[TESTO FORNITO]:
L’INTERCETTAZIONE SULLE PRIMARIE
Ma c’è anche un’intercettazione nelle carte della procura che vede Marco Di Stefano parlare con un amico delle primarie del Partito Democratico, minacciando non meglio precisate “rivelazioni” che metterebbero nei guai il partito. Scrive sempre il Messaggero, che comincia stranamente indicando che il telefono del parlamentare è intercettato (impossibile, senza un’autorizzazione; è probabile che ad essere intercettato fosse invece l’amico di cui si parla):

Marco Di Stefano, parlamentare da agosto 2013 dopo le dimissioni di Marta Leonori, non sa che il suo telefono è intercettato, si sfoga con un amico. E’ deluso, il Pd ha inserito nella lista del Lazio esponenti dall’area nazionale, è quasi impossibile che venga eletto. «Ora inizia la guerra nucleare, acomincià dalla Regione, tiro tutti dentro», dice. Poi sbotta: «Sono dei maiali, non è che puoi l’ultima notte buttar dentro gente dopo che ti dici che stai dentro». Minaccia quindi di rivelare retroscena scomodi della vita politica, inclusi i presunti brogli che, a suo dire, avrebbero contraddistinto le primarie: «Ho fatto le primarie con gli imbrogli, no? Non è che sò imbrogli finti, imbrogli ripresi, non è tollerabile questa storia…Se imbarcamo tutti, ricominciamo dai fondi del gruppo regionale. Sansone con tutti i Filistei, casco io ma cascano pure gli altri».

[COMPITO A]:
Indichi se ciascuna delle seguenti affermazioni concorda con il testo fornito, rispondendo sì o no e citando esattamente le parole decisive: (i) Marco Di Stefano è diventato parlamentare nell'agosto 2013 dopo le dimissioni di Marta Leonori; (ii) Di Stefano ritiene probabile la propria elezione; (iii) il testo dà per certo che a essere intercettato fosse l'amico.
[COMPITO B]:
Secondo il testo fornito, perché è strano che il Messaggero indichi come intercettato il telefono del parlamentare? Risponda in una o due frasi.
[COMPITO C]:
Risponda brevemente alle seguenti domande sul testo fornito:
(i) Quale giornale viene citato come fonte del resoconto?
(ii) In quale lista il Pd ha inserito esponenti dall'area nazionale?
(iii) Da che cosa Di Stefano dice di voler ricominciare «se imbarcamo tutti»?

[SEZIONE DATI]:

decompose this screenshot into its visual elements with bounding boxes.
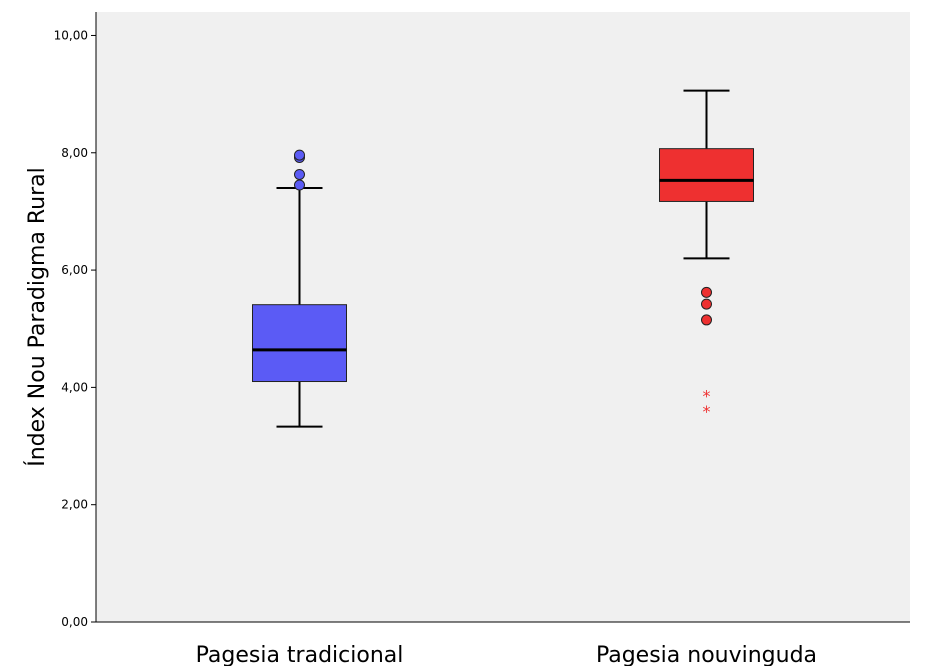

[RISPOSTA A]:
(i) Sì: «parlamentare da agosto 2013 dopo le dimissioni di Marta Leonori».
(ii) No: «è quasi impossibile che venga eletto».
(iii) No: «è probabile che ad essere intercettato fosse invece l’amico di cui si parla».

[RISPOSTA B]:
Perché intercettare il telefono di un parlamentare è impossibile senza un'autorizzazione. Per questo il testo ritiene probabile che a essere intercettato fosse invece l'amico con cui Di Stefano parlava.

[RISPOSTA C]:
(i) Il Messaggero.
(ii) Nella lista del Lazio.
(iii) Dai fondi del gruppo regionale.